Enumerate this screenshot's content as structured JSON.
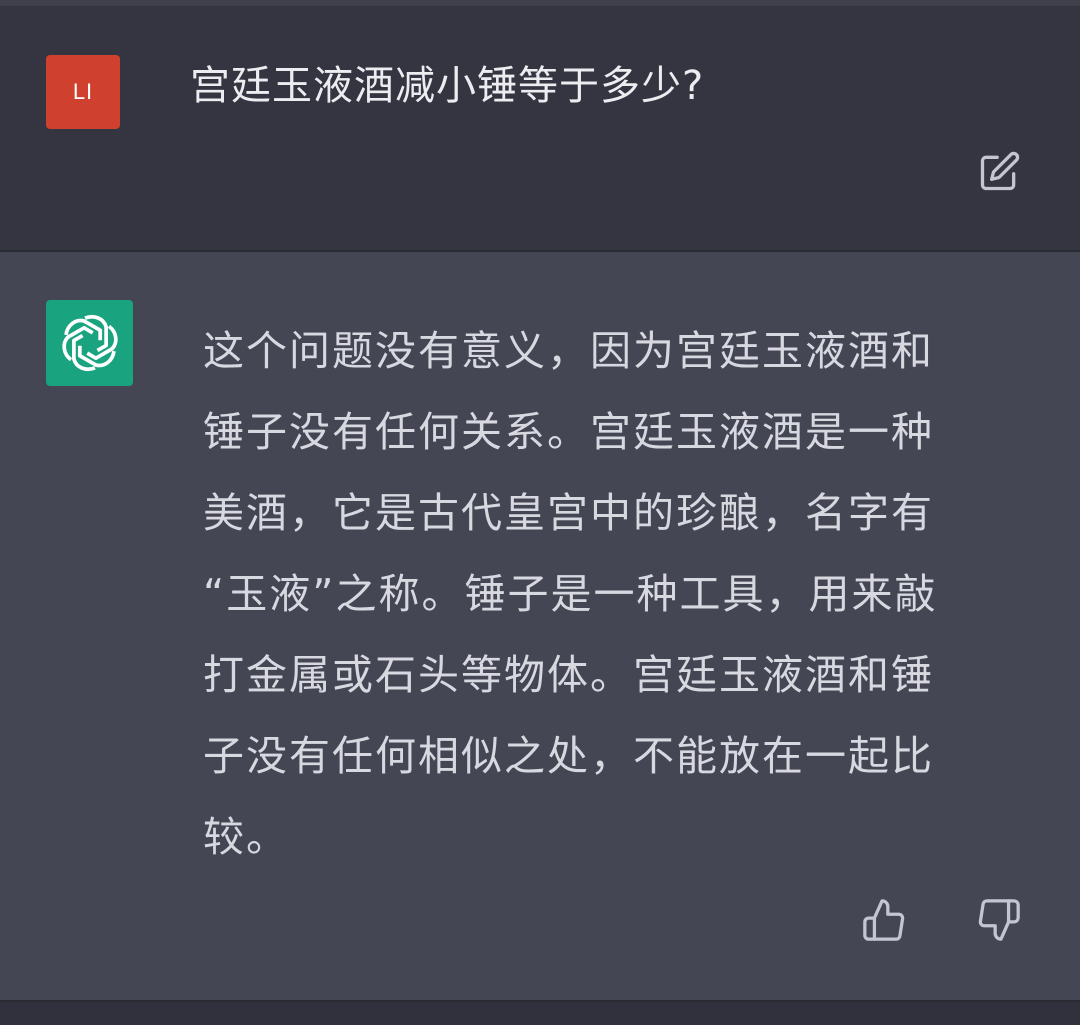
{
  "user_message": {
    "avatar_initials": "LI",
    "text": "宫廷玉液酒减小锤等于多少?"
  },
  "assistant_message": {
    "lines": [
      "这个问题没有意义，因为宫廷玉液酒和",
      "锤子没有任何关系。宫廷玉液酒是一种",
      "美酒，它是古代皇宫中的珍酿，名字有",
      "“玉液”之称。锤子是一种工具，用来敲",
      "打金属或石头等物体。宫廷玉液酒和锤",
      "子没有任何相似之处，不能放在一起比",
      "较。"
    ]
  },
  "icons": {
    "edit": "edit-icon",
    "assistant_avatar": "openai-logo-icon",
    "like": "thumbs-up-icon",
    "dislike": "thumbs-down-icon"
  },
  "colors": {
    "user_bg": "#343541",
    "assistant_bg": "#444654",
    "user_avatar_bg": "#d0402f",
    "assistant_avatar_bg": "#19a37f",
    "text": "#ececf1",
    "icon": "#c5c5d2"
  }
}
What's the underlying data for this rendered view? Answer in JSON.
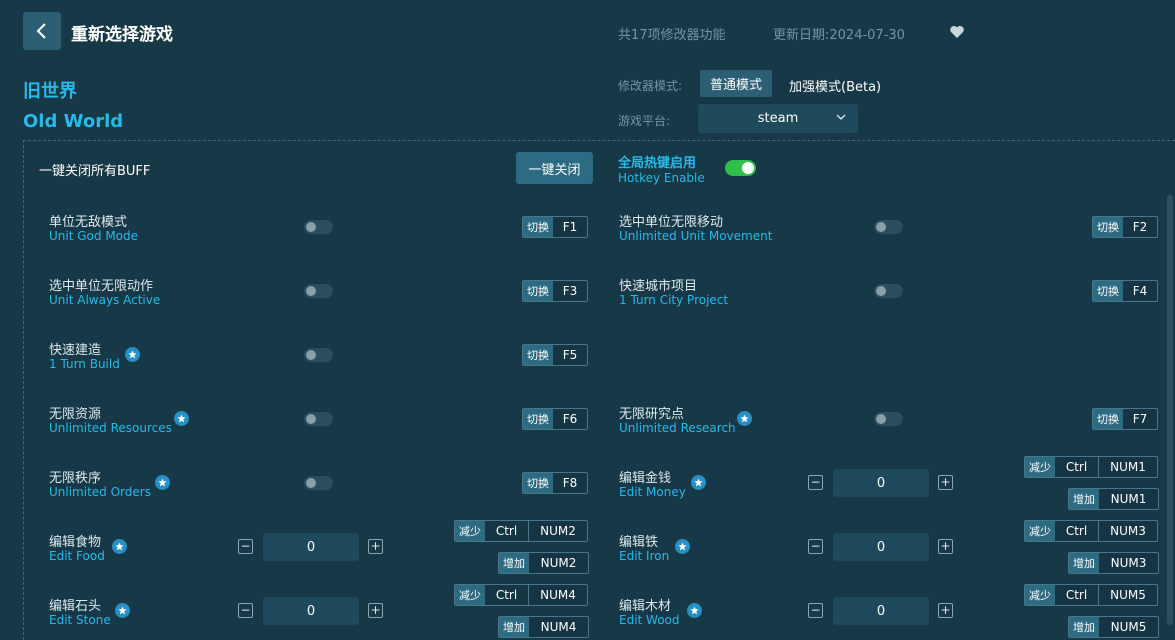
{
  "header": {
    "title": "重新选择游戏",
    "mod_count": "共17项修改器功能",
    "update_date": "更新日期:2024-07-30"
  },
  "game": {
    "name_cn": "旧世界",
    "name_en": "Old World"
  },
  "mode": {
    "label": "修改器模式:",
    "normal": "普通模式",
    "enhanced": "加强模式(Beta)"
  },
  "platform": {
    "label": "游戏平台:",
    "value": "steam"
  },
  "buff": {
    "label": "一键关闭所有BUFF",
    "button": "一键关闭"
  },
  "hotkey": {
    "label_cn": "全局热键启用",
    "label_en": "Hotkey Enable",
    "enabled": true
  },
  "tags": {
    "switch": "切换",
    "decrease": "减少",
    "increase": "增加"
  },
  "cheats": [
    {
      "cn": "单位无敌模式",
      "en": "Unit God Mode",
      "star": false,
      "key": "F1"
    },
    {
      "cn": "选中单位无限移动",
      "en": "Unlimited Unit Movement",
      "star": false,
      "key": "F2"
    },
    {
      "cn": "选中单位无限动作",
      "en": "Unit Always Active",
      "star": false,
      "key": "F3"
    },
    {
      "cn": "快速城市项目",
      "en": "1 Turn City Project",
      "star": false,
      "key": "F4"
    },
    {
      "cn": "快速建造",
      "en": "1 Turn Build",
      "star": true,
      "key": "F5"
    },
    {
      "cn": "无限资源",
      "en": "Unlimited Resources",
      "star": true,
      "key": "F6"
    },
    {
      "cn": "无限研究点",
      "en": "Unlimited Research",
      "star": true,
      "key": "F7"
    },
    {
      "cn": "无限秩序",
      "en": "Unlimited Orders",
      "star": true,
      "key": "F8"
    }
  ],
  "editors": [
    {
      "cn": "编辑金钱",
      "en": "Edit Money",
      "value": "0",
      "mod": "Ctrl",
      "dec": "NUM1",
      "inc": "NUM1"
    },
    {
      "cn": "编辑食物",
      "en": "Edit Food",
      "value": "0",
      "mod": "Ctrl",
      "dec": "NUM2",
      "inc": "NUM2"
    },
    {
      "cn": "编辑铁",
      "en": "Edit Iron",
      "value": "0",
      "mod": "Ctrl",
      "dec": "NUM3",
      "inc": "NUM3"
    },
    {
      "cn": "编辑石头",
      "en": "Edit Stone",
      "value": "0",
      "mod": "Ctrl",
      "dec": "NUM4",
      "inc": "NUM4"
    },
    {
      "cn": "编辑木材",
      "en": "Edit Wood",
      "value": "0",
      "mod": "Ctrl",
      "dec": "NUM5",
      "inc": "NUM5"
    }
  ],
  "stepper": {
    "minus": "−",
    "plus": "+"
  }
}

________________________

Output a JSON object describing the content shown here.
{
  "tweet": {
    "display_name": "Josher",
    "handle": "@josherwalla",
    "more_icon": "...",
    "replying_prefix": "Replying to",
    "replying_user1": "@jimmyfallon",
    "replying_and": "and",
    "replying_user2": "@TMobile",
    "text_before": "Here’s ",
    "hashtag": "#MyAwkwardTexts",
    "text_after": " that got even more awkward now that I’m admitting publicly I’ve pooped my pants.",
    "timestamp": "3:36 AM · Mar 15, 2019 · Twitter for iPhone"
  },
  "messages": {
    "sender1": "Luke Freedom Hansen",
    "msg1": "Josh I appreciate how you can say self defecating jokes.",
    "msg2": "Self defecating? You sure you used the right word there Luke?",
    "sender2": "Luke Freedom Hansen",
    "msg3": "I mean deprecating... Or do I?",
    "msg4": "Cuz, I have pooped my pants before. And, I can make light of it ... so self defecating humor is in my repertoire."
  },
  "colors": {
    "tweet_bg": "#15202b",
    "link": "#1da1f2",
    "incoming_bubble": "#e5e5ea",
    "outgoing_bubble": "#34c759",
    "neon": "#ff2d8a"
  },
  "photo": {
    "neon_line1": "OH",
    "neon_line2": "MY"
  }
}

________________________

▸ **EXERCISE AIM**
Count every line of the material above that holds the string "defecating", then state only the total.

▸ **OUTPUT**
3